§ EXERCISE:
Return all the entries exactly, keeping pictures out.

· · ·

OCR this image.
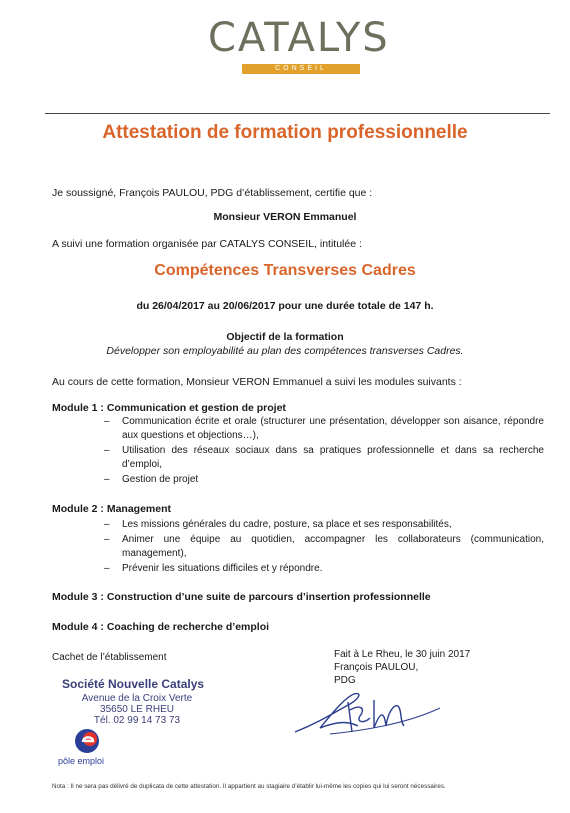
CATALYS
CONSEIL
Attestation de formation professionnelle
Je soussigné, François PAULOU, PDG d’établissement, certifie que :
Monsieur VERON Emmanuel
A suivi une formation organisée par CATALYS CONSEIL, intitulée :
Compétences Transverses Cadres
du 26/04/2017 au 20/06/2017 pour une durée totale de 147 h.
Objectif de la formation
Développer son employabilité au plan des compétences transverses Cadres.
Au cours de cette formation, Monsieur VERON Emmanuel a suivi les modules suivants :
Module 1 : Communication et gestion de projet
– Communication écrite et orale (structurer une présentation, développer son aisance, répondre aux questions et objections…),
– Utilisation des réseaux sociaux dans sa pratiques professionnelle et dans sa recherche d’emploi,
– Gestion de projet
Module 2 : Management
– Les missions générales du cadre, posture, sa place et ses responsabilités,
– Animer une équipe au quotidien, accompagner les collaborateurs (communication, management),
– Prévenir les situations difficiles et y répondre.
Module 3 : Construction d’une suite de parcours d’insertion professionnelle
Module 4 : Coaching de recherche d’emploi
Cachet de l’établissement	Fait à Le Rheu, le 30 juin 2017
François PAULOU,
PDG
Société Nouvelle Catalys
Avenue de la Croix Verte
35650 LE RHEU
Tél. 02 99 14 73 73
pôle emploi
Nota : Il ne sera pas délivré de duplicata de cette attestation. Il appartient au stagiaire d’établir lui-même les copies qui lui seront nécessaires.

· · ·

§ REPLY TO THE EXERCISE:
OCR this image.
CATALYS
CONSEIL
Attestation de formation professionnelle
Je soussigné, François PAULOU, PDG d’établissement, certifie que :
Monsieur VERON Emmanuel
A suivi une formation organisée par CATALYS CONSEIL, intitulée :
Compétences Transverses Cadres
du 26/04/2017 au 20/06/2017 pour une durée totale de 147 h.
Objectif de la formation
Développer son employabilité au plan des compétences transverses Cadres.
Au cours de cette formation, Monsieur VERON Emmanuel a suivi les modules suivants :
Module 1 : Communication et gestion de projet
– Communication écrite et orale (structurer une présentation, développer son aisance, répondre aux questions et objections…),
– Utilisation des réseaux sociaux dans sa pratiques professionnelle et dans sa recherche d’emploi,
– Gestion de projet
Module 2 : Management
– Les missions générales du cadre, posture, sa place et ses responsabilités,
– Animer une équipe au quotidien, accompagner les collaborateurs (communication, management),
– Prévenir les situations difficiles et y répondre.
Module 3 : Construction d’une suite de parcours d’insertion professionnelle
Module 4 : Coaching de recherche d’emploi
Cachet de l’établissement	Fait à Le Rheu, le 30 juin 2017
François PAULOU,
PDG
Société Nouvelle Catalys
Avenue de la Croix Verte
35650 LE RHEU
Tél. 02 99 14 73 73
pôle emploi
Nota : Il ne sera pas délivré de duplicata de cette attestation. Il appartient au stagiaire d’établir lui-même les copies qui lui seront nécessaires.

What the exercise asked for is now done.